§ **OBJECTIVE**: Gather up all lines that carry the word "gear".

§ **RECORDS SHOWN**:
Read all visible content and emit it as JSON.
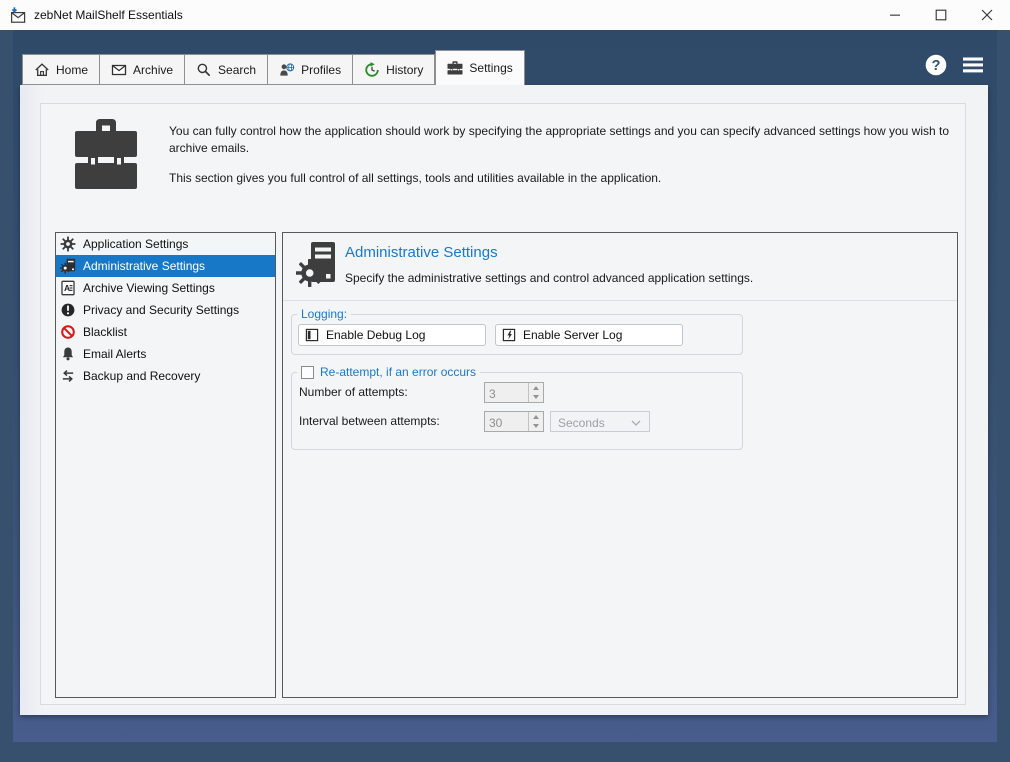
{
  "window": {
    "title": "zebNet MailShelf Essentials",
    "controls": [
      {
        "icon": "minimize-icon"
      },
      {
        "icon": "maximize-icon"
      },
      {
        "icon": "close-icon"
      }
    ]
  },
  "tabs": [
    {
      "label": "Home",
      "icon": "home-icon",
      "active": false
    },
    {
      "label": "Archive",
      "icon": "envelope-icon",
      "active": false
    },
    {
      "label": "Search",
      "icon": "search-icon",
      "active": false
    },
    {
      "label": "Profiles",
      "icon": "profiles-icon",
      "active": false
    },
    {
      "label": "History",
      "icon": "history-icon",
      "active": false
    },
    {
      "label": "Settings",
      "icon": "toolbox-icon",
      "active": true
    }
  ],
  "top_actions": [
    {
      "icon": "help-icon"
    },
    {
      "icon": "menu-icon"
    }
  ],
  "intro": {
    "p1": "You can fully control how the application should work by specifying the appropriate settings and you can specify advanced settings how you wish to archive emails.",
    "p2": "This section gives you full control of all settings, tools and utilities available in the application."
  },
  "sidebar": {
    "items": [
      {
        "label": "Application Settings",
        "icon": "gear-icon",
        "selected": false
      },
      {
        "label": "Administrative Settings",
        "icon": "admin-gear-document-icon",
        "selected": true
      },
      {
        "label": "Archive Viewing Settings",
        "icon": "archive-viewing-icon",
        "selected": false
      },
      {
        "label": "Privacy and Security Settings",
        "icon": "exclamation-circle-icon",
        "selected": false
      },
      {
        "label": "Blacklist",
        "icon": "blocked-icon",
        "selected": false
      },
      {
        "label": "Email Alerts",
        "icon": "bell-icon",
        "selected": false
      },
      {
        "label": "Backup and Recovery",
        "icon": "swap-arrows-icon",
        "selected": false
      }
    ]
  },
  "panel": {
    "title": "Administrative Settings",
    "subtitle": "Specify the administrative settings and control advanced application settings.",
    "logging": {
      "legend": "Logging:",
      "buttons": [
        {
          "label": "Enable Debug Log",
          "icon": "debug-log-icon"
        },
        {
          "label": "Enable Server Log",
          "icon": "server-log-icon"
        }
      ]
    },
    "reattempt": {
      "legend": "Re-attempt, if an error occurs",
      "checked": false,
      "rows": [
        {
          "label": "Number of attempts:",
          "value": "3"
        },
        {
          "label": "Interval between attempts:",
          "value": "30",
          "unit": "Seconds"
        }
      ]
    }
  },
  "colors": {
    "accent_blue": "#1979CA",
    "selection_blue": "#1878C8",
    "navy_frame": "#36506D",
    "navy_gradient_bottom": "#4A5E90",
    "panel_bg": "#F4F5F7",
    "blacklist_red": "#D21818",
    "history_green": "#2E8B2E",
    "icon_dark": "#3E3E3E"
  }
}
--
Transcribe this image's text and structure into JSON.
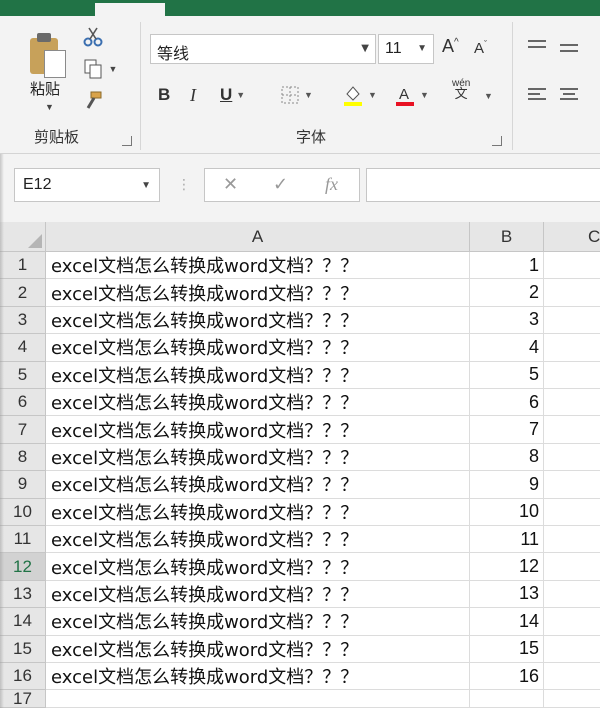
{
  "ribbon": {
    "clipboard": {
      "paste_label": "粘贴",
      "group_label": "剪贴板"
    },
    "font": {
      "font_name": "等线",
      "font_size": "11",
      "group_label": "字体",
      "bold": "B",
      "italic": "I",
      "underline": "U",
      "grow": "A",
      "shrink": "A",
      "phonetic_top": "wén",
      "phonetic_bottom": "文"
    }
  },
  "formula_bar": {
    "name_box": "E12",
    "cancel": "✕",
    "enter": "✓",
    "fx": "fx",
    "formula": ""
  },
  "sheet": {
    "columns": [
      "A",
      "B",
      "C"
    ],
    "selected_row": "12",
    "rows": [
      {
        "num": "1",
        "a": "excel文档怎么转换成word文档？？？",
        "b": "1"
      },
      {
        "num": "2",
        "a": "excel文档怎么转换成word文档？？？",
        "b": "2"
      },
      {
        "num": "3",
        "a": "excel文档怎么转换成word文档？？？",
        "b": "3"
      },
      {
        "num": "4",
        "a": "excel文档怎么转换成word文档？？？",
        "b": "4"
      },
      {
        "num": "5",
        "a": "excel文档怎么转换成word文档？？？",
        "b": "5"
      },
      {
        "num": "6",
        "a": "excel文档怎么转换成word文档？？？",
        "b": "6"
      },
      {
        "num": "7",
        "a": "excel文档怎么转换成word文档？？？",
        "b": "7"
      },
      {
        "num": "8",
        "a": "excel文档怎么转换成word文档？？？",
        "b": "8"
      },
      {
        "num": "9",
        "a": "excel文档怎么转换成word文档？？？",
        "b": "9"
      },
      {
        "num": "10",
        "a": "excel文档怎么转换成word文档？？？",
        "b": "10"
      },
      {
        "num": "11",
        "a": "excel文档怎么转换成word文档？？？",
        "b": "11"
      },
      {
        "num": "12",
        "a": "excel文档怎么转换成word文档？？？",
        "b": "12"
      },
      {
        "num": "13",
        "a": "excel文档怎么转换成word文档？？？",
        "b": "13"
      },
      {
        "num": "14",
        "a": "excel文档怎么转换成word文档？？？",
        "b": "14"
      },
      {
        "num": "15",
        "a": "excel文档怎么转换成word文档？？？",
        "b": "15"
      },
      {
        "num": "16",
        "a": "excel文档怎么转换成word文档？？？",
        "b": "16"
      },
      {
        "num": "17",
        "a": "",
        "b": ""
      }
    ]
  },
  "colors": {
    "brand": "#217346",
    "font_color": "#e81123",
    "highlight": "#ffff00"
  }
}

§ **THE RESPONSE**:
        "icon": "gear-icon",
        "icon": "admin-gear-document-icon",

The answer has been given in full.